Reproduce only this part of the listing: the line with "Convert this chart to structured JSON data.", plus every line after it through the last.

+++ Exercise inputs +++

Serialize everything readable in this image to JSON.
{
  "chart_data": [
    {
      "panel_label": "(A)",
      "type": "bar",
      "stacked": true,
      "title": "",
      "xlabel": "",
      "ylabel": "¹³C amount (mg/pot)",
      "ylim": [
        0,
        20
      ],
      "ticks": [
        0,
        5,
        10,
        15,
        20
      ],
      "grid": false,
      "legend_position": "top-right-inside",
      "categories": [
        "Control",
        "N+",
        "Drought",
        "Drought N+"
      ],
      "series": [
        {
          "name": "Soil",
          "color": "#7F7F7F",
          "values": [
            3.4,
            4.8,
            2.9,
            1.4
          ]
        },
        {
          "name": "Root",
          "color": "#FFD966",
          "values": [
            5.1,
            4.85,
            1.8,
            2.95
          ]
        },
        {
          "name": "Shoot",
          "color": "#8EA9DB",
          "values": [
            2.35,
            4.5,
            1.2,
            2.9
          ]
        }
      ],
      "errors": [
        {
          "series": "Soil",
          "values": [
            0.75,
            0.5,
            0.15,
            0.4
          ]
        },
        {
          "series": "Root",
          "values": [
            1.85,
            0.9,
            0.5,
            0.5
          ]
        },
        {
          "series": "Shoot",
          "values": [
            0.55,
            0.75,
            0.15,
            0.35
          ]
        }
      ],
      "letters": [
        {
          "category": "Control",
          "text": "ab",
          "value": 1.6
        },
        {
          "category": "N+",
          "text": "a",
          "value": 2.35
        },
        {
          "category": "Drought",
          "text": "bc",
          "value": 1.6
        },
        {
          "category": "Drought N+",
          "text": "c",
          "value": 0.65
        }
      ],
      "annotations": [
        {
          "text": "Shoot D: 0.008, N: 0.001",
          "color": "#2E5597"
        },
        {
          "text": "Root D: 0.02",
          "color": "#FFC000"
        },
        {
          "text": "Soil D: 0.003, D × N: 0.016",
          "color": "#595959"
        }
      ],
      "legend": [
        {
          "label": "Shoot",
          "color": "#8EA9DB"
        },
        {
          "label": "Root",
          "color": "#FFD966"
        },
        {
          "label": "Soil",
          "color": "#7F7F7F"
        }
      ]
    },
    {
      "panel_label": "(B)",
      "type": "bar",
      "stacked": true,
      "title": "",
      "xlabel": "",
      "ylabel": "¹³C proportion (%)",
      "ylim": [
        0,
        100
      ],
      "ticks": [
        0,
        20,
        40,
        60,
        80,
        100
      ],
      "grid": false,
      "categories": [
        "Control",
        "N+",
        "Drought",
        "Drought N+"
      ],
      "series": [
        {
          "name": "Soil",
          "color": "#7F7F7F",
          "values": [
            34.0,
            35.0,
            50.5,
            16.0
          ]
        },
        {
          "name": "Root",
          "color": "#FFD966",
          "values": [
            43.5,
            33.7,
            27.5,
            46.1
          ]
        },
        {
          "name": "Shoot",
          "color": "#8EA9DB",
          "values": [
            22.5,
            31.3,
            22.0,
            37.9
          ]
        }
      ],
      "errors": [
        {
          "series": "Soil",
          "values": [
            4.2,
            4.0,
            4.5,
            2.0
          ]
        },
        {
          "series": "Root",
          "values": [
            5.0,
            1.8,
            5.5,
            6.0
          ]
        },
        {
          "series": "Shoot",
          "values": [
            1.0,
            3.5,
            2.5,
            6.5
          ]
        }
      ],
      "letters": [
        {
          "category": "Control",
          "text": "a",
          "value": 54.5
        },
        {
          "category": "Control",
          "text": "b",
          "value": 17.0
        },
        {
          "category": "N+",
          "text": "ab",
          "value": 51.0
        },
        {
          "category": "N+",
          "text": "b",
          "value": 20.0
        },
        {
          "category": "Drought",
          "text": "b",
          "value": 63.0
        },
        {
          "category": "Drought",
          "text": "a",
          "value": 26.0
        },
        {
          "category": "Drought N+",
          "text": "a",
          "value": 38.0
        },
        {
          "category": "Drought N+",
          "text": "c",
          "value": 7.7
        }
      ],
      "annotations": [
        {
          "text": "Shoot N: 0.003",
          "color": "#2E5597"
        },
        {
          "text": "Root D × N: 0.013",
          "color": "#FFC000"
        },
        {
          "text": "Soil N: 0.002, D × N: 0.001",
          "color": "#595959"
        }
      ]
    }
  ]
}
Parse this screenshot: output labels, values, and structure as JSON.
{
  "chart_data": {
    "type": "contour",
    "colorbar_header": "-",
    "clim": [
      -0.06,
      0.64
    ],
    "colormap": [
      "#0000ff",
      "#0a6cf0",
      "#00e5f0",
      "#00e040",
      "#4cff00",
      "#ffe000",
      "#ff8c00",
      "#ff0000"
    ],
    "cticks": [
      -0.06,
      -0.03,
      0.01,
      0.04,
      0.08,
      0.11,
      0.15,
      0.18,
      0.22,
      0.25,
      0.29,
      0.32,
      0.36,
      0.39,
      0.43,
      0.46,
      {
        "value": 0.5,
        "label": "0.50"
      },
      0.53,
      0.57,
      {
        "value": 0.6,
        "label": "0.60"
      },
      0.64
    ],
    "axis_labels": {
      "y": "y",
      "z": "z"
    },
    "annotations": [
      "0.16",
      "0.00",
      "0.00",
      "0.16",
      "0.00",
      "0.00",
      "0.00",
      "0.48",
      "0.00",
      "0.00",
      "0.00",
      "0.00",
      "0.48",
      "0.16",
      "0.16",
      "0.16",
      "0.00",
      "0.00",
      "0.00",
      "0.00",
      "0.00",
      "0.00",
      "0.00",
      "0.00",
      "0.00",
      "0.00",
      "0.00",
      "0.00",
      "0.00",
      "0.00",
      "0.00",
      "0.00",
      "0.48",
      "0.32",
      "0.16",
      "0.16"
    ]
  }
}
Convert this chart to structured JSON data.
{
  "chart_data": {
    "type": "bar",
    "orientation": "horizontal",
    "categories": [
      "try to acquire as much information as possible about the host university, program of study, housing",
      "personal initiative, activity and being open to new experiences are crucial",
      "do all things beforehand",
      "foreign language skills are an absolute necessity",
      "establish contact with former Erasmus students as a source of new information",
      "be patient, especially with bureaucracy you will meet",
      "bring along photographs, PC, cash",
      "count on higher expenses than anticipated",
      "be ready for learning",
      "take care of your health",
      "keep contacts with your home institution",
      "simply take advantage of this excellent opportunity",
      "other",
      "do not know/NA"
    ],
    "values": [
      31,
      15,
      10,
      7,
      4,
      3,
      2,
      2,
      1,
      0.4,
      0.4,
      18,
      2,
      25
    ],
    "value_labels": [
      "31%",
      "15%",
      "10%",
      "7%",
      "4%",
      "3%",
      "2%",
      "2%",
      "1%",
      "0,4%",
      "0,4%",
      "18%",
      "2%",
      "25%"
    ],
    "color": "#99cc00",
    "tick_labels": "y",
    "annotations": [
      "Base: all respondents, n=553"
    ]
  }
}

+++

> **Written solution**:
Convert this chart to structured JSON data.
{
  "chart_data": {
    "type": "bar",
    "orientation": "horizontal",
    "categories": [
      "try to acquire as much information as possible about the host university, program of study, housing",
      "personal initiative, activity and being open to new experiences are crucial",
      "do all things beforehand",
      "foreign language skills are an absolute necessity",
      "establish contact with former Erasmus students as a source of new information",
      "be patient, especially with bureaucracy you will meet",
      "bring along photographs, PC, cash",
      "count on higher expenses than anticipated",
      "be ready for learning",
      "take care of your health",
      "keep contacts with your home institution",
      "simply take advantage of this excellent opportunity",
      "other",
      "do not know/NA"
    ],
    "values": [
      31,
      15,
      10,
      7,
      4,
      3,
      2,
      2,
      1,
      0.4,
      0.4,
      18,
      2,
      25
    ],
    "value_labels": [
      "31%",
      "15%",
      "10%",
      "7%",
      "4%",
      "3%",
      "2%",
      "2%",
      "1%",
      "0,4%",
      "0,4%",
      "18%",
      "2%",
      "25%"
    ],
    "color": "#99cc00",
    "tick_labels": "y",
    "annotations": [
      "Base: all respondents, n=553"
    ]
  }
}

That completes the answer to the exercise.